WHAT IS BEING ASKED: Pull out each line of the records holding the string "выявления".
====== SUPPLIED MATERIAL ======
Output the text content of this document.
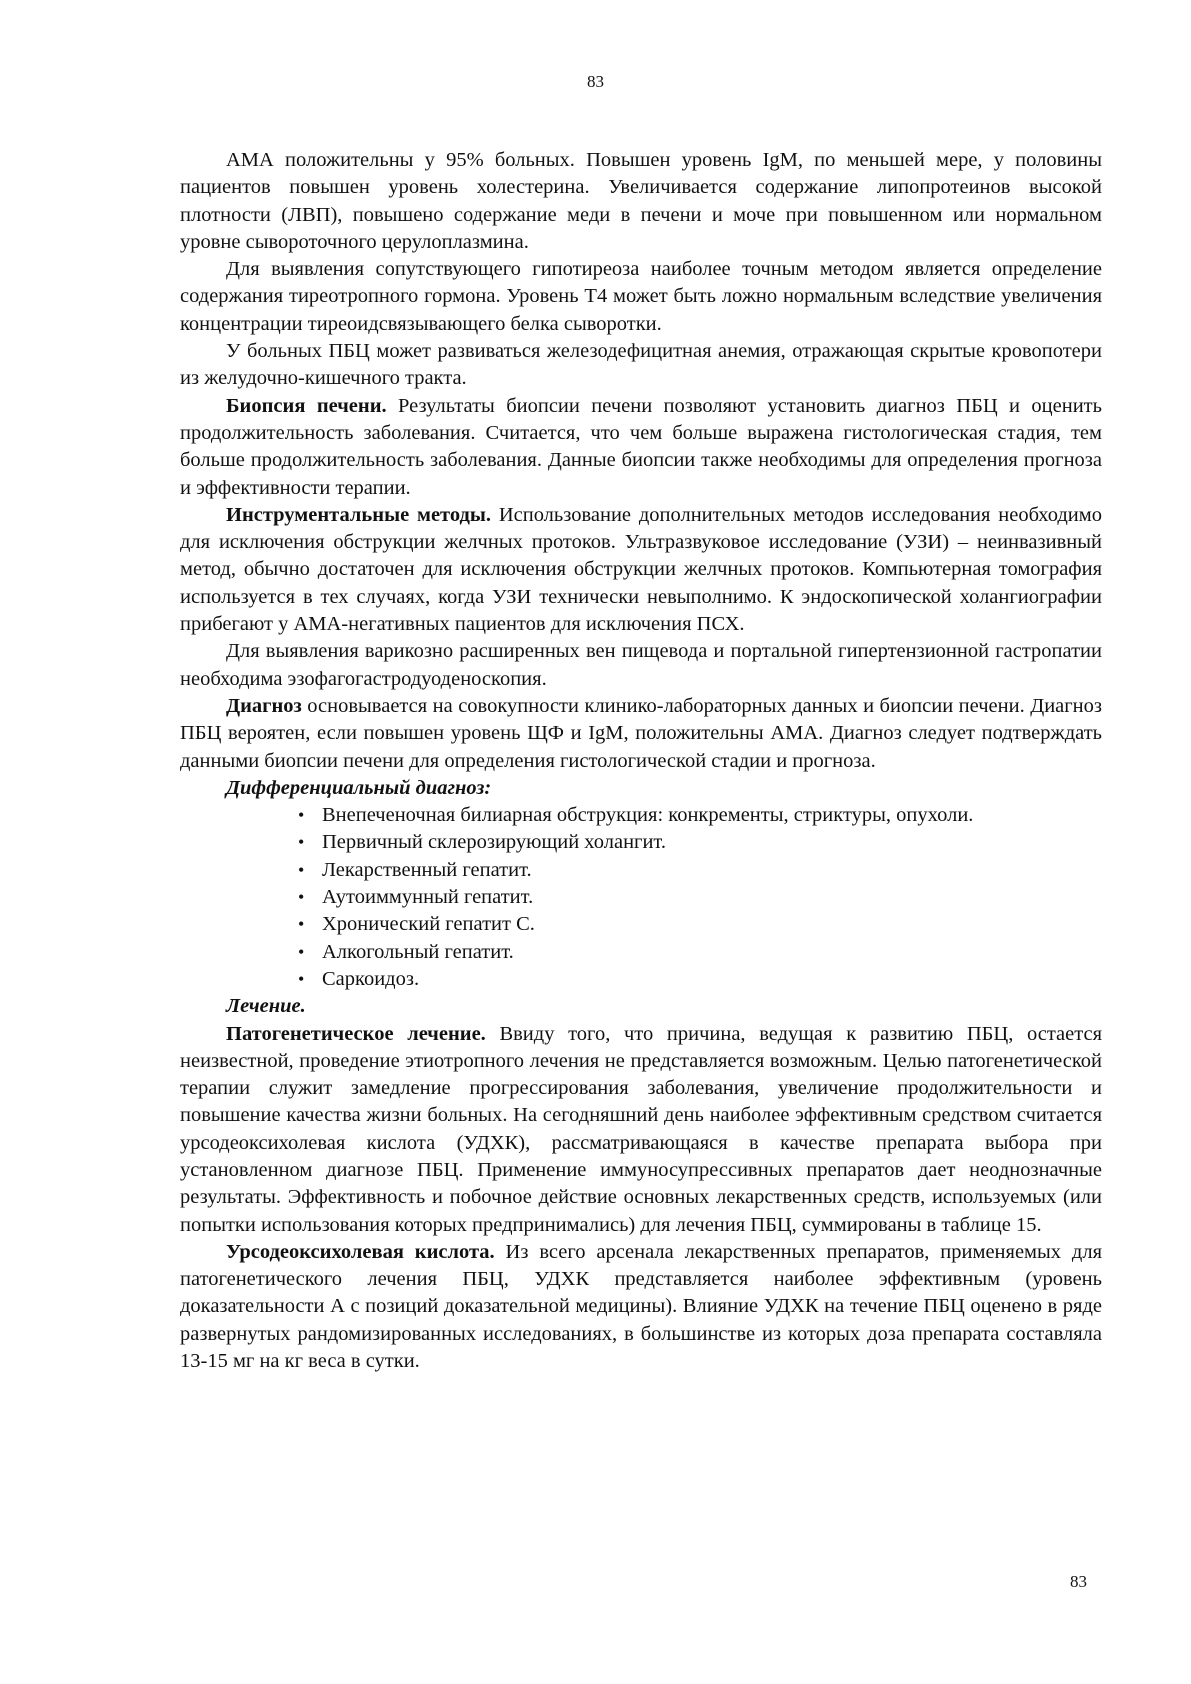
83

АМА положительны у 95% больных. Повышен уровень IgM, по меньшей мере, у половины пациентов повышен уровень холестерина. Увеличивается содержание липопротеинов высокой плотности (ЛВП), повышено содержание меди в печени и моче при повышенном или нормальном уровне сывороточного церулоплазмина.

Для выявления сопутствующего гипотиреоза наиболее точным методом является определение содержания тиреотропного гормона. Уровень Т4 может быть ложно нормальным вследствие увеличения концентрации тиреоидсвязывающего белка сыворотки.

У больных ПБЦ может развиваться железодефицитная анемия, отражающая скрытые кровопотери из желудочно-кишечного тракта.

Биопсия печени. Результаты биопсии печени позволяют установить диагноз ПБЦ и оценить продолжительность заболевания. Считается, что чем больше выражена гистологическая стадия, тем больше продолжительность заболевания. Данные биопсии также необходимы для определения прогноза и эффективности терапии.

Инструментальные методы. Использование дополнительных методов исследования необходимо для исключения обструкции желчных протоков. Ультразвуковое исследование (УЗИ) – неинвазивный метод, обычно достаточен для исключения обструкции желчных протоков. Компьютерная томография используется в тех случаях, когда УЗИ технически невыполнимо. К эндоскопической холангиографии прибегают у АМА-негативных пациентов для исключения ПСХ.

Для выявления варикозно расширенных вен пищевода и портальной гипертензионной гастропатии необходима эзофагогастродуоденоскопия.

Диагноз основывается на совокупности клинико-лабораторных данных и биопсии печени. Диагноз ПБЦ вероятен, если повышен уровень ЩФ и IgM, положительны АМА. Диагноз следует подтверждать данными биопсии печени для определения гистологической стадии и прогноза.

Дифференциальный диагноз:

• Внепеченочная билиарная обструкция: конкременты, стриктуры, опухоли.
• Первичный склерозирующий холангит.
• Лекарственный гепатит.
• Аутоиммунный гепатит.
• Хронический гепатит С.
• Алкогольный гепатит.
• Саркоидоз.

Лечение.

Патогенетическое лечение. Ввиду того, что причина, ведущая к развитию ПБЦ, остается неизвестной, проведение этиотропного лечения не представляется возможным. Целью патогенетической терапии служит замедление прогрессирования заболевания, увеличение продолжительности и повышение качества жизни больных. На сегодняшний день наиболее эффективным средством считается урсодеоксихолевая кислота (УДХК), рассматривающаяся в качестве препарата выбора при установленном диагнозе ПБЦ. Применение иммуносупрессивных препаратов дает неоднозначные результаты. Эффективность и побочное действие основных лекарственных средств, используемых (или попытки использования которых предпринимались) для лечения ПБЦ, суммированы в таблице 15.

Урсодеоксихолевая кислота. Из всего арсенала лекарственных препаратов, применяемых для патогенетического лечения ПБЦ, УДХК представляется наиболее эффективным (уровень доказательности А с позиций доказательной медицины). Влияние УДХК на течение ПБЦ оценено в ряде развернутых рандомизированных исследованиях, в большинстве из которых доза препарата составляла 13-15 мг на кг веса в сутки.

83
======
CORRECT OUTPUT:
Для выявления сопутствующего гипотиреоза наиболее точным методом является определение содержания тиреотропного гормона. Уровень Т4 может быть ложно нормальным вследствие увеличения концентрации тиреоидсвязывающего белка сыворотки.
Для выявления варикозно расширенных вен пищевода и портальной гипертензионной гастропатии необходима эзофагогастродуоденоскопия.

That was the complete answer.